### Given exercise
Copy out all the lines in the records that include the word "Bastante".

### Material supplied
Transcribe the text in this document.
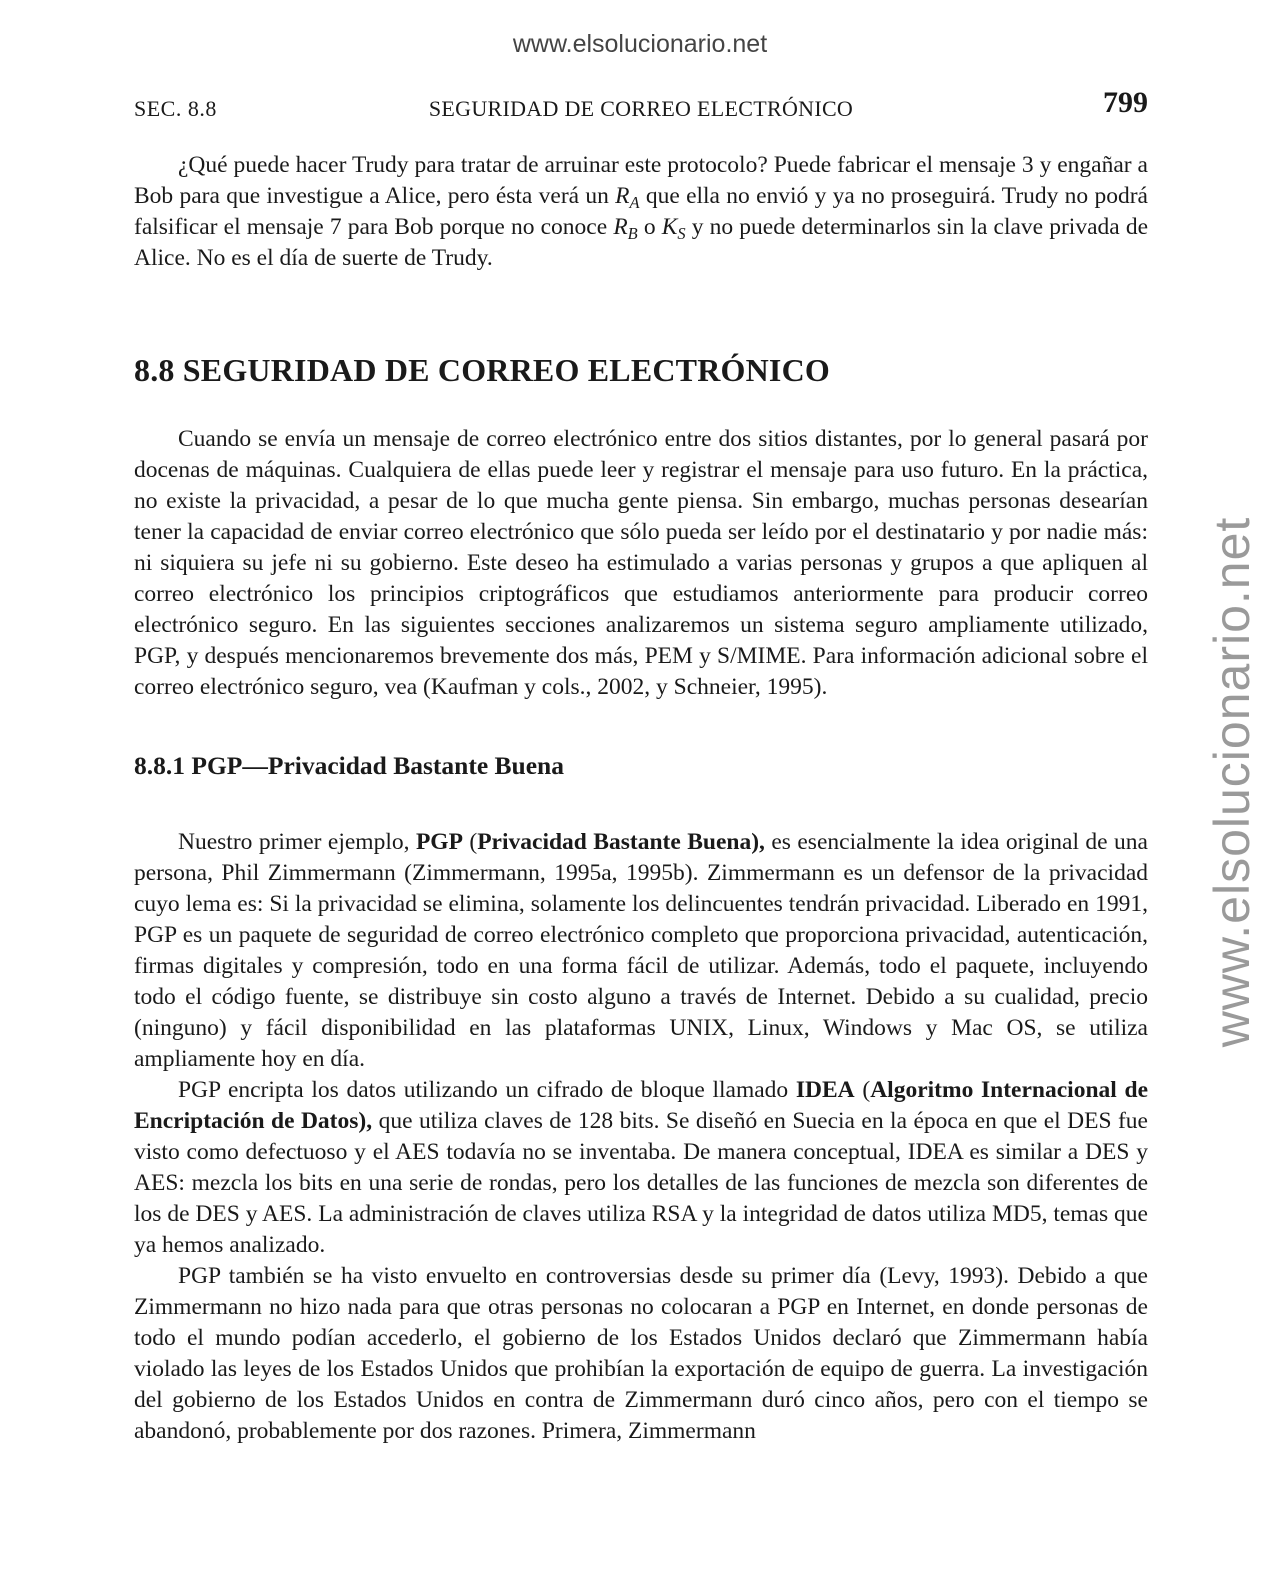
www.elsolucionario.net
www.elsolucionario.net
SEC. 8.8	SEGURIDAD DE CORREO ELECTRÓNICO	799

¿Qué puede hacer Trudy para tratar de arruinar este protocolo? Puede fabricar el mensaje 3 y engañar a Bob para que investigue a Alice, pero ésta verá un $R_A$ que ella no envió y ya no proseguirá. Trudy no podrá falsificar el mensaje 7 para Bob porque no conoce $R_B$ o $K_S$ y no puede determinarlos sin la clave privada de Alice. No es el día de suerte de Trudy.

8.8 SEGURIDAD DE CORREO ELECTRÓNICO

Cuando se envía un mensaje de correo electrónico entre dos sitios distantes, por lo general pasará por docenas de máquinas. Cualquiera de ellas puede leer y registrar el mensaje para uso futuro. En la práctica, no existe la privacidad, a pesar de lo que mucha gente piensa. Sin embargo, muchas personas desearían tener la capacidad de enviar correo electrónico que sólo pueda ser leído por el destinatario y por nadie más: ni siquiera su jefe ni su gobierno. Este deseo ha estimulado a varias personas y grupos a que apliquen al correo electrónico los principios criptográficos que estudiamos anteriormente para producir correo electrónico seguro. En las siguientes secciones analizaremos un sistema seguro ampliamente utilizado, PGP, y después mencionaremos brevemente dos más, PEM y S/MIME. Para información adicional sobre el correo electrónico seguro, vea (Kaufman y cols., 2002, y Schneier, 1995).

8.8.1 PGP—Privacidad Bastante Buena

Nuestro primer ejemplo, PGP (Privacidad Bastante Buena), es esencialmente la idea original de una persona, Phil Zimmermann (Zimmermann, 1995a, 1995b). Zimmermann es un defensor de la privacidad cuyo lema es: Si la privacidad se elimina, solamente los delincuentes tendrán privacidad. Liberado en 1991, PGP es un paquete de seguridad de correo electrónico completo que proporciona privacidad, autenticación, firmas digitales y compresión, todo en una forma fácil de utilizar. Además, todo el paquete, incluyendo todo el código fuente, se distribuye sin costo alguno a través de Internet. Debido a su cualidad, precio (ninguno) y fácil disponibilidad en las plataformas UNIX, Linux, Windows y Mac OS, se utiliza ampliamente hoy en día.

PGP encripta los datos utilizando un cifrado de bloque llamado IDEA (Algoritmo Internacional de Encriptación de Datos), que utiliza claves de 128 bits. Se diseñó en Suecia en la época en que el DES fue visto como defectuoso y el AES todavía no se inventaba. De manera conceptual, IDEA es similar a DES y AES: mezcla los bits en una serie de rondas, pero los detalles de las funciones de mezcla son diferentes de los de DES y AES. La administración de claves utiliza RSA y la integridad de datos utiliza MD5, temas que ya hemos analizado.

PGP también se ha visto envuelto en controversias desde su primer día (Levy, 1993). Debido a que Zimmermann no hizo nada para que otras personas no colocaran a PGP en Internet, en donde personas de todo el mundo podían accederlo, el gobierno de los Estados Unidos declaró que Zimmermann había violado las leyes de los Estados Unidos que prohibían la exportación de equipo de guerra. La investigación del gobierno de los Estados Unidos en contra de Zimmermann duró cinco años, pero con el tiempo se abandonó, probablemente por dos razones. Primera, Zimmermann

### Exercise answer
8.8.1 PGP—Privacidad Bastante Buena
Nuestro primer ejemplo, PGP (Privacidad Bastante Buena), es esencialmente la idea original de una persona, Phil Zimmermann (Zimmermann, 1995a, 1995b). Zimmermann es un defensor de la privacidad cuyo lema es: Si la privacidad se elimina, solamente los delincuentes tendrán privacidad. Liberado en 1991, PGP es un paquete de seguridad de correo electrónico completo que proporciona privacidad, autenticación, firmas digitales y compresión, todo en una forma fácil de utilizar. Además, todo el paquete, incluyendo todo el código fuente, se distribuye sin costo alguno a través de Internet. Debido a su cualidad, precio (ninguno) y fácil disponibilidad en las plataformas UNIX, Linux, Windows y Mac OS, se utiliza ampliamente hoy en día.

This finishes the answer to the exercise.